* Short exercise
Check each line of the records below and collect those that include the word "chevron".

Stored data
— Begin —
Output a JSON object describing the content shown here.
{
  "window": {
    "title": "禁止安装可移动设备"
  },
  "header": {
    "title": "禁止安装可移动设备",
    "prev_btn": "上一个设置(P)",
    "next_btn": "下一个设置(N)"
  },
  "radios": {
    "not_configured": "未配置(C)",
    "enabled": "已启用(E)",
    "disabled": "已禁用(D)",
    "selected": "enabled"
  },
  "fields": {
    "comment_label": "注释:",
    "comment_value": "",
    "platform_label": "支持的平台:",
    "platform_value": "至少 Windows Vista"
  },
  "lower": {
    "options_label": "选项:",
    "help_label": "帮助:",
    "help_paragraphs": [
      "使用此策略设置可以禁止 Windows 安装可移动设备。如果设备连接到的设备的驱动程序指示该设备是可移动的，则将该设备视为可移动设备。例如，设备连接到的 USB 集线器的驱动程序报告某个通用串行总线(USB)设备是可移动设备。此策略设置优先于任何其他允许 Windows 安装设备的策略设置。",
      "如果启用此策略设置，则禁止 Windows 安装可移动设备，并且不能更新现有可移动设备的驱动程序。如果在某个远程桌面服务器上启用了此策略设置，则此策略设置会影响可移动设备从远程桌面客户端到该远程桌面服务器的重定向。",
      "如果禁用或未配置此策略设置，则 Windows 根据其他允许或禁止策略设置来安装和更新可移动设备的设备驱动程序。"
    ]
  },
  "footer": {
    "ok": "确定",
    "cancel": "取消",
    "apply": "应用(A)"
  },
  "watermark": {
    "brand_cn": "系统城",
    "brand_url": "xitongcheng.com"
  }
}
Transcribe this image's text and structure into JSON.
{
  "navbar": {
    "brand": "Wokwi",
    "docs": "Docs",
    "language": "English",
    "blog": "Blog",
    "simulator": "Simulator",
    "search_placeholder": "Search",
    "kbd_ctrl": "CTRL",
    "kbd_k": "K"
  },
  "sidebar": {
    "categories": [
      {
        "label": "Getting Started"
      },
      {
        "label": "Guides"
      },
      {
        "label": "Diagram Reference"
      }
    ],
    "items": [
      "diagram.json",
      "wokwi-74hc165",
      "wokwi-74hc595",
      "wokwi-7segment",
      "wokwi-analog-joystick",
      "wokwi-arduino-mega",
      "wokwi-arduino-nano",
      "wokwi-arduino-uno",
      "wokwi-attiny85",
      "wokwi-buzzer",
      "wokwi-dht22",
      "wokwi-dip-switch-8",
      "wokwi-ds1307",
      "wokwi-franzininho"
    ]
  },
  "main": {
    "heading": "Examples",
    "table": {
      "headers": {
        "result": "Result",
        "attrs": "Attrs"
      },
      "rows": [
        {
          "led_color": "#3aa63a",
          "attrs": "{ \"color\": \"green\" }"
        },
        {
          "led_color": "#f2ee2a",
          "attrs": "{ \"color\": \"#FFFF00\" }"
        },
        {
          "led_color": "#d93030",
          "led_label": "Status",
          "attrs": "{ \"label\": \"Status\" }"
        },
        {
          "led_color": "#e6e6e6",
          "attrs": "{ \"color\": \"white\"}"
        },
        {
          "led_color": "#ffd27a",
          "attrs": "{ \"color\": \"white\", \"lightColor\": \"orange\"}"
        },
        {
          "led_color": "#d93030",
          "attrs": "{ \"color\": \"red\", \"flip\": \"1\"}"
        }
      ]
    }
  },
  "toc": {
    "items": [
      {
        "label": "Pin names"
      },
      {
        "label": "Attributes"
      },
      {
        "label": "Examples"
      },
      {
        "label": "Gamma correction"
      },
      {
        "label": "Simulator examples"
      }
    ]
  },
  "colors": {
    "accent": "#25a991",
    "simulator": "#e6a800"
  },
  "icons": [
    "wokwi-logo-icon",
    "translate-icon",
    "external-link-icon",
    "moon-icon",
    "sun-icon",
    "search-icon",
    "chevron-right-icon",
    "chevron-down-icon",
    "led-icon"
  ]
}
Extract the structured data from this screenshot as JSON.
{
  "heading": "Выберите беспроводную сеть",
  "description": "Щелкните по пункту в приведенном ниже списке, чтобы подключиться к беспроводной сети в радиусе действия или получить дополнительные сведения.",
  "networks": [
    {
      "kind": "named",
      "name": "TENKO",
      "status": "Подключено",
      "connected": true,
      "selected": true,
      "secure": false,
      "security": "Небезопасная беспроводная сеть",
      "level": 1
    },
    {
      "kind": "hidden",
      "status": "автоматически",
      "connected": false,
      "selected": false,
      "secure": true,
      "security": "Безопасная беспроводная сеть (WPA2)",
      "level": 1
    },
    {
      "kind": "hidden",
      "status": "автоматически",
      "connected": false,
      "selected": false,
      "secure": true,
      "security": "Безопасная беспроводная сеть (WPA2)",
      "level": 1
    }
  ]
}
— End —
* Solution to this problem
    "chevron-right-icon",
    "chevron-down-icon",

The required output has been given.